-- Source passage --
○ ○ ○ ○ ○
Fueled by pure adrenaline, I pushed uphill toward the end of my loop and headed back, fully prepared to take on the tarantula, if it happened to still be there.  I could see a brown object in the middle of the road in the vicinity of where the incident had occurred and as I approached, I stated firmly and loudly, from a 100 foot distance and gaining, “I know EXACTLY what you are.  YOU will not scare me now.  NO chance.  NO way.  WAMMO BAMMO (punching the air, channeling my inner boxer, Rocky theme music pulsing in my head).”

What happened next was definitely somewhat forgivable.  Now two miles into my run, eyes moderately glazed over with eyeball perspiration, my vision was not at its peak.  I jogged down the (red) road steadily approaching the dark object, planning to clear it by at least a few feet in case it sprinted at my ankles, continuing my defiant diatribe at it, when it came into focus and I realized I had been berating… a piece of dog poop.  The tarantula, when I finally passed it again (further down the road) and realized it was dead, was spared my lectures.  I already used them up on the poop.
○ ○ ○ ○ ○
-- Data --
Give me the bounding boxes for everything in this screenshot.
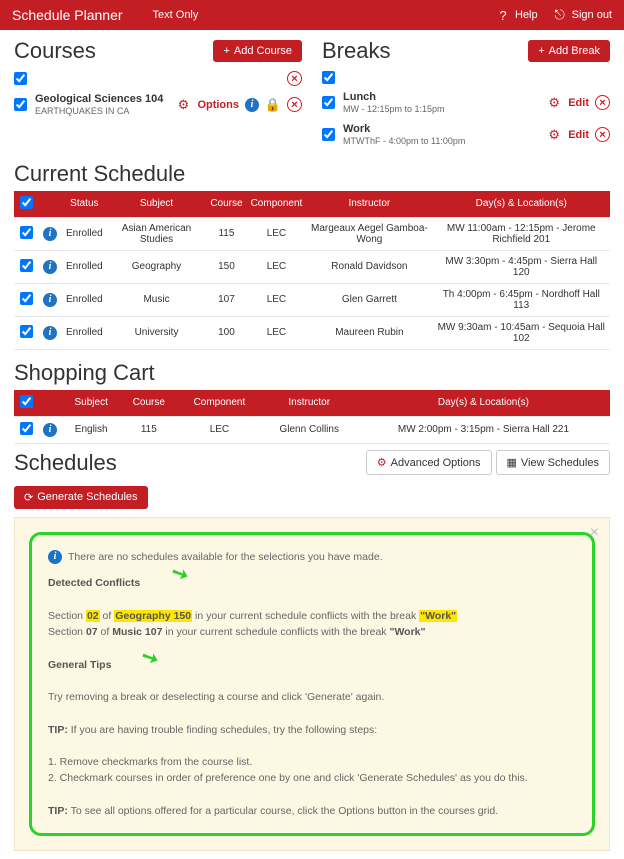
○ ○ ○ ○ ○
-- Task instructions --
Answer these questions using the tarantula passage.
(a) From what distance did the narrator begin speaking to the brown object in the road?
(b) How far into the run was the narrator when approaching the dark object?
(c) What did the dark object turn out to be?
The data have no connection to the text.

-- Solution for this task --
(a) From a 100 foot distance.
(b) Two miles.
(c) A piece of dog poop.